start DATASET RECORDS

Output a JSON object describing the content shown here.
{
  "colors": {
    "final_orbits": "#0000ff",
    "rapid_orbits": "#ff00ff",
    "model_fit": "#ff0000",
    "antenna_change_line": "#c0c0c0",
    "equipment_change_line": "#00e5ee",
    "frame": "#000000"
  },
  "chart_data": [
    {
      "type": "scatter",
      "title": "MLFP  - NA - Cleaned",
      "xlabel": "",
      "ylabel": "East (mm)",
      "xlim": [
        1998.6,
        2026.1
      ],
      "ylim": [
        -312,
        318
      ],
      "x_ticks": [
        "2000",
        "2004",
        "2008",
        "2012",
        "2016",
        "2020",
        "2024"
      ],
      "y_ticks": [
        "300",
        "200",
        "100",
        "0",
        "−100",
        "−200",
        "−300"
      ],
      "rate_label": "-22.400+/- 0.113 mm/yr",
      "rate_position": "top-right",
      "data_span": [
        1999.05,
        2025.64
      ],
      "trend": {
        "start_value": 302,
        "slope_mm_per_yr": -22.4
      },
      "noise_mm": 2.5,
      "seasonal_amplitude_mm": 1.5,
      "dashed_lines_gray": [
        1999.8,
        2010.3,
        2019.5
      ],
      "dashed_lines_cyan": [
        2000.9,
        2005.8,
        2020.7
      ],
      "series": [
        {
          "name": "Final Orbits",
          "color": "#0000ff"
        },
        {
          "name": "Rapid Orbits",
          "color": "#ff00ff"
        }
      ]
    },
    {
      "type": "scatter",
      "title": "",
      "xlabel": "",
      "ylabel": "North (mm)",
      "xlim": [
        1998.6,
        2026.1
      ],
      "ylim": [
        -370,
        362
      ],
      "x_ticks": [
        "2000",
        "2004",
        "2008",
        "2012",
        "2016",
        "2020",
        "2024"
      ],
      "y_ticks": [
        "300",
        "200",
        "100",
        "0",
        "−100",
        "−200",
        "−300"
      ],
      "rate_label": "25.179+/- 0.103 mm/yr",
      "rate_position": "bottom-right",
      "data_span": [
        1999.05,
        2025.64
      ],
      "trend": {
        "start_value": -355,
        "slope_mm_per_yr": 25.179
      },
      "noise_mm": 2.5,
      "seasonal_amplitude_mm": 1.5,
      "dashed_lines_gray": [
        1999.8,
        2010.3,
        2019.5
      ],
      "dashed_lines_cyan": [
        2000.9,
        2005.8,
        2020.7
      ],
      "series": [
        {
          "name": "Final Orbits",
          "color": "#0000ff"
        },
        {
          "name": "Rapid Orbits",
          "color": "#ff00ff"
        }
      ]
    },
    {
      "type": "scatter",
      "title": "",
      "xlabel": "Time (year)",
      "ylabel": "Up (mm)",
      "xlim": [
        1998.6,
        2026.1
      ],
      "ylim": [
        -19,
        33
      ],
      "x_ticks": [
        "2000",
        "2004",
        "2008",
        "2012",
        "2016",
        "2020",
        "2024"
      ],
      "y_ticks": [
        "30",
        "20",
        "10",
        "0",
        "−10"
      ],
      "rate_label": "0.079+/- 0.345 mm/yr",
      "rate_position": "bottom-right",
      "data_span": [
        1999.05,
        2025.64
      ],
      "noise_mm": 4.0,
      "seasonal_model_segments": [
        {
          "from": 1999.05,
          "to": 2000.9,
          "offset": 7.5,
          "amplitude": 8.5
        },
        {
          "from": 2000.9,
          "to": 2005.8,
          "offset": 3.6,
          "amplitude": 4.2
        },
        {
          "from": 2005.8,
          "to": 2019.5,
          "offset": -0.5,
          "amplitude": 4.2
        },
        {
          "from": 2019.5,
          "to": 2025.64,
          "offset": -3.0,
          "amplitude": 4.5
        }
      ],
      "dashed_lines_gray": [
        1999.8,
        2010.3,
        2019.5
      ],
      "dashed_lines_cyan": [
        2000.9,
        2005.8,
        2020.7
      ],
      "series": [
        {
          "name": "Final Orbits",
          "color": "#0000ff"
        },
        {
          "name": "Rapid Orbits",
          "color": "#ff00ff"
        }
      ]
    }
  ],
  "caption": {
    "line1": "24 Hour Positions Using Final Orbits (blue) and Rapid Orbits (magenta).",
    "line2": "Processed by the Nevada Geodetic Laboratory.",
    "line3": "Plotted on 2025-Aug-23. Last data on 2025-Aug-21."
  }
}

end DATASET RECORDS

### WORK TO BE COMPLETED
Restate every line of the data word for word.

### THE RESULT
Output a JSON object describing the content shown here.
{
  "colors": {
    "final_orbits": "#0000ff",
    "rapid_orbits": "#ff00ff",
    "model_fit": "#ff0000",
    "antenna_change_line": "#c0c0c0",
    "equipment_change_line": "#00e5ee",
    "frame": "#000000"
  },
  "chart_data": [
    {
      "type": "scatter",
      "title": "MLFP  - NA - Cleaned",
      "xlabel": "",
      "ylabel": "East (mm)",
      "xlim": [
        1998.6,
        2026.1
      ],
      "ylim": [
        -312,
        318
      ],
      "x_ticks": [
        "2000",
        "2004",
        "2008",
        "2012",
        "2016",
        "2020",
        "2024"
      ],
      "y_ticks": [
        "300",
        "200",
        "100",
        "0",
        "−100",
        "−200",
        "−300"
      ],
      "rate_label": "-22.400+/- 0.113 mm/yr",
      "rate_position": "top-right",
      "data_span": [
        1999.05,
        2025.64
      ],
      "trend": {
        "start_value": 302,
        "slope_mm_per_yr": -22.4
      },
      "noise_mm": 2.5,
      "seasonal_amplitude_mm": 1.5,
      "dashed_lines_gray": [
        1999.8,
        2010.3,
        2019.5
      ],
      "dashed_lines_cyan": [
        2000.9,
        2005.8,
        2020.7
      ],
      "series": [
        {
          "name": "Final Orbits",
          "color": "#0000ff"
        },
        {
          "name": "Rapid Orbits",
          "color": "#ff00ff"
        }
      ]
    },
    {
      "type": "scatter",
      "title": "",
      "xlabel": "",
      "ylabel": "North (mm)",
      "xlim": [
        1998.6,
        2026.1
      ],
      "ylim": [
        -370,
        362
      ],
      "x_ticks": [
        "2000",
        "2004",
        "2008",
        "2012",
        "2016",
        "2020",
        "2024"
      ],
      "y_ticks": [
        "300",
        "200",
        "100",
        "0",
        "−100",
        "−200",
        "−300"
      ],
      "rate_label": "25.179+/- 0.103 mm/yr",
      "rate_position": "bottom-right",
      "data_span": [
        1999.05,
        2025.64
      ],
      "trend": {
        "start_value": -355,
        "slope_mm_per_yr": 25.179
      },
      "noise_mm": 2.5,
      "seasonal_amplitude_mm": 1.5,
      "dashed_lines_gray": [
        1999.8,
        2010.3,
        2019.5
      ],
      "dashed_lines_cyan": [
        2000.9,
        2005.8,
        2020.7
      ],
      "series": [
        {
          "name": "Final Orbits",
          "color": "#0000ff"
        },
        {
          "name": "Rapid Orbits",
          "color": "#ff00ff"
        }
      ]
    },
    {
      "type": "scatter",
      "title": "",
      "xlabel": "Time (year)",
      "ylabel": "Up (mm)",
      "xlim": [
        1998.6,
        2026.1
      ],
      "ylim": [
        -19,
        33
      ],
      "x_ticks": [
        "2000",
        "2004",
        "2008",
        "2012",
        "2016",
        "2020",
        "2024"
      ],
      "y_ticks": [
        "30",
        "20",
        "10",
        "0",
        "−10"
      ],
      "rate_label": "0.079+/- 0.345 mm/yr",
      "rate_position": "bottom-right",
      "data_span": [
        1999.05,
        2025.64
      ],
      "noise_mm": 4.0,
      "seasonal_model_segments": [
        {
          "from": 1999.05,
          "to": 2000.9,
          "offset": 7.5,
          "amplitude": 8.5
        },
        {
          "from": 2000.9,
          "to": 2005.8,
          "offset": 3.6,
          "amplitude": 4.2
        },
        {
          "from": 2005.8,
          "to": 2019.5,
          "offset": -0.5,
          "amplitude": 4.2
        },
        {
          "from": 2019.5,
          "to": 2025.64,
          "offset": -3.0,
          "amplitude": 4.5
        }
      ],
      "dashed_lines_gray": [
        1999.8,
        2010.3,
        2019.5
      ],
      "dashed_lines_cyan": [
        2000.9,
        2005.8,
        2020.7
      ],
      "series": [
        {
          "name": "Final Orbits",
          "color": "#0000ff"
        },
        {
          "name": "Rapid Orbits",
          "color": "#ff00ff"
        }
      ]
    }
  ],
  "caption": {
    "line1": "24 Hour Positions Using Final Orbits (blue) and Rapid Orbits (magenta).",
    "line2": "Processed by the Nevada Geodetic Laboratory.",
    "line3": "Plotted on 2025-Aug-23. Last data on 2025-Aug-21."
  }
}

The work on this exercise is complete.